**Written task**: Leaving out the pictures, retype all the material exactly.
>> start Dataset excerpts
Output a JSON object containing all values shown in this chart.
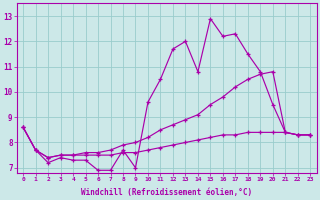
{
  "background_color": "#cce8e8",
  "line_color": "#aa00aa",
  "grid_color": "#99cccc",
  "xlabel": "Windchill (Refroidissement éolien,°C)",
  "ylabel_ticks": [
    7,
    8,
    9,
    10,
    11,
    12,
    13
  ],
  "xlim": [
    -0.5,
    23.5
  ],
  "ylim": [
    6.8,
    13.5
  ],
  "line1_x": [
    0,
    1,
    2,
    3,
    4,
    5,
    6,
    7,
    8,
    9,
    10,
    11,
    12,
    13,
    14,
    15,
    16,
    17,
    18,
    19,
    20,
    21,
    22,
    23
  ],
  "line1_y": [
    8.6,
    7.7,
    7.2,
    7.4,
    7.3,
    7.3,
    6.9,
    6.9,
    7.7,
    7.0,
    9.6,
    10.5,
    11.7,
    12.0,
    10.8,
    12.9,
    12.2,
    12.3,
    11.5,
    10.8,
    9.5,
    8.4,
    8.3,
    8.3
  ],
  "line2_x": [
    0,
    1,
    2,
    3,
    4,
    5,
    6,
    7,
    8,
    9,
    10,
    11,
    12,
    13,
    14,
    15,
    16,
    17,
    18,
    19,
    20,
    21,
    22,
    23
  ],
  "line2_y": [
    8.6,
    7.7,
    7.4,
    7.5,
    7.5,
    7.6,
    7.6,
    7.7,
    7.9,
    8.0,
    8.2,
    8.5,
    8.7,
    8.9,
    9.1,
    9.5,
    9.8,
    10.2,
    10.5,
    10.7,
    10.8,
    8.4,
    8.3,
    8.3
  ],
  "line3_x": [
    0,
    1,
    2,
    3,
    4,
    5,
    6,
    7,
    8,
    9,
    10,
    11,
    12,
    13,
    14,
    15,
    16,
    17,
    18,
    19,
    20,
    21,
    22,
    23
  ],
  "line3_y": [
    8.6,
    7.7,
    7.4,
    7.5,
    7.5,
    7.5,
    7.5,
    7.5,
    7.6,
    7.6,
    7.7,
    7.8,
    7.9,
    8.0,
    8.1,
    8.2,
    8.3,
    8.3,
    8.4,
    8.4,
    8.4,
    8.4,
    8.3,
    8.3
  ],
  "xtick_labels": [
    "0",
    "1",
    "2",
    "3",
    "4",
    "5",
    "6",
    "7",
    "8",
    "9",
    "10",
    "11",
    "12",
    "13",
    "14",
    "15",
    "16",
    "17",
    "18",
    "19",
    "20",
    "21",
    "22",
    "23"
  ]
}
>> end Dataset excerpts
**Complete response**:
Output a JSON object containing all values shown in this chart.
{
  "background_color": "#cce8e8",
  "line_color": "#aa00aa",
  "grid_color": "#99cccc",
  "xlabel": "Windchill (Refroidissement éolien,°C)",
  "ylabel_ticks": [
    7,
    8,
    9,
    10,
    11,
    12,
    13
  ],
  "xlim": [
    -0.5,
    23.5
  ],
  "ylim": [
    6.8,
    13.5
  ],
  "line1_x": [
    0,
    1,
    2,
    3,
    4,
    5,
    6,
    7,
    8,
    9,
    10,
    11,
    12,
    13,
    14,
    15,
    16,
    17,
    18,
    19,
    20,
    21,
    22,
    23
  ],
  "line1_y": [
    8.6,
    7.7,
    7.2,
    7.4,
    7.3,
    7.3,
    6.9,
    6.9,
    7.7,
    7.0,
    9.6,
    10.5,
    11.7,
    12.0,
    10.8,
    12.9,
    12.2,
    12.3,
    11.5,
    10.8,
    9.5,
    8.4,
    8.3,
    8.3
  ],
  "line2_x": [
    0,
    1,
    2,
    3,
    4,
    5,
    6,
    7,
    8,
    9,
    10,
    11,
    12,
    13,
    14,
    15,
    16,
    17,
    18,
    19,
    20,
    21,
    22,
    23
  ],
  "line2_y": [
    8.6,
    7.7,
    7.4,
    7.5,
    7.5,
    7.6,
    7.6,
    7.7,
    7.9,
    8.0,
    8.2,
    8.5,
    8.7,
    8.9,
    9.1,
    9.5,
    9.8,
    10.2,
    10.5,
    10.7,
    10.8,
    8.4,
    8.3,
    8.3
  ],
  "line3_x": [
    0,
    1,
    2,
    3,
    4,
    5,
    6,
    7,
    8,
    9,
    10,
    11,
    12,
    13,
    14,
    15,
    16,
    17,
    18,
    19,
    20,
    21,
    22,
    23
  ],
  "line3_y": [
    8.6,
    7.7,
    7.4,
    7.5,
    7.5,
    7.5,
    7.5,
    7.5,
    7.6,
    7.6,
    7.7,
    7.8,
    7.9,
    8.0,
    8.1,
    8.2,
    8.3,
    8.3,
    8.4,
    8.4,
    8.4,
    8.4,
    8.3,
    8.3
  ],
  "xtick_labels": [
    "0",
    "1",
    "2",
    "3",
    "4",
    "5",
    "6",
    "7",
    "8",
    "9",
    "10",
    "11",
    "12",
    "13",
    "14",
    "15",
    "16",
    "17",
    "18",
    "19",
    "20",
    "21",
    "22",
    "23"
  ]
}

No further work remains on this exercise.